TASK TO CARRY OUT:
Update the data below by swapping every "leader" for "connector", leaving all other text unchanged.
╭─ MATERIAL SHOWN
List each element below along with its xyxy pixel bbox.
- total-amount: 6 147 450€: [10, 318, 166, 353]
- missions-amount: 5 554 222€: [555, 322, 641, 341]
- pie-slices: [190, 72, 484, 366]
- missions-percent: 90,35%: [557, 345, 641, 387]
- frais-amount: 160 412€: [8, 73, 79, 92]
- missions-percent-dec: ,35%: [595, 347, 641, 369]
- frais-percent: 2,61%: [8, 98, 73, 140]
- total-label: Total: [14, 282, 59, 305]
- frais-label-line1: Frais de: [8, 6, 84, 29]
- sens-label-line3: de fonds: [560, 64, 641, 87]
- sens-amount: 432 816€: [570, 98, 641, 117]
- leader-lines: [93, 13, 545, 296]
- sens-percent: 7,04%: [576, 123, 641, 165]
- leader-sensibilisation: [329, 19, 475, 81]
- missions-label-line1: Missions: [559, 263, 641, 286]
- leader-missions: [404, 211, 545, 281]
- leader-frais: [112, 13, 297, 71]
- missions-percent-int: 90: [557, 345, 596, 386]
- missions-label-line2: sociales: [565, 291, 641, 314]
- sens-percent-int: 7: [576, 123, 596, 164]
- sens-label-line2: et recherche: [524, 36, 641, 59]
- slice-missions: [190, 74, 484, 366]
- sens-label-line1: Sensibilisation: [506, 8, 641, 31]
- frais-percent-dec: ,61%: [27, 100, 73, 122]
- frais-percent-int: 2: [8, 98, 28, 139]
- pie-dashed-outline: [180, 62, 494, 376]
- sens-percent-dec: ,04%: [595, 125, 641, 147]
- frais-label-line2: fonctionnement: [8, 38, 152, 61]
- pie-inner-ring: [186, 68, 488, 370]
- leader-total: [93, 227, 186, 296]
╰─
EXERCISE RESULT:
List each element below along with its xyxy pixel bbox.
- total-amount: 6 147 450€: [10, 318, 166, 353]
- missions-amount: 5 554 222€: [555, 322, 641, 341]
- pie-slices: [190, 72, 484, 366]
- missions-percent: 90,35%: [557, 345, 641, 387]
- frais-amount: 160 412€: [8, 73, 79, 92]
- missions-percent-dec: ,35%: [595, 347, 641, 369]
- frais-percent: 2,61%: [8, 98, 73, 140]
- total-label: Total: [14, 282, 59, 305]
- frais-label-line1: Frais de: [8, 6, 84, 29]
- sens-label-line3: de fonds: [560, 64, 641, 87]
- sens-amount: 432 816€: [570, 98, 641, 117]
- connector-lines: [93, 13, 545, 296]
- sens-percent: 7,04%: [576, 123, 641, 165]
- connector-sensibilisation: [329, 19, 475, 81]
- missions-label-line1: Missions: [559, 263, 641, 286]
- connector-missions: [404, 211, 545, 281]
- connector-frais: [112, 13, 297, 71]
- missions-percent-int: 90: [557, 345, 596, 386]
- missions-label-line2: sociales: [565, 291, 641, 314]
- sens-percent-int: 7: [576, 123, 596, 164]
- sens-label-line2: et recherche: [524, 36, 641, 59]
- slice-missions: [190, 74, 484, 366]
- sens-label-line1: Sensibilisation: [506, 8, 641, 31]
- frais-percent-dec: ,61%: [27, 100, 73, 122]
- frais-percent-int: 2: [8, 98, 28, 139]
- pie-dashed-outline: [180, 62, 494, 376]
- sens-percent-dec: ,04%: [595, 125, 641, 147]
- frais-label-line2: fonctionnement: [8, 38, 152, 61]
- pie-inner-ring: [186, 68, 488, 370]
- connector-total: [93, 227, 186, 296]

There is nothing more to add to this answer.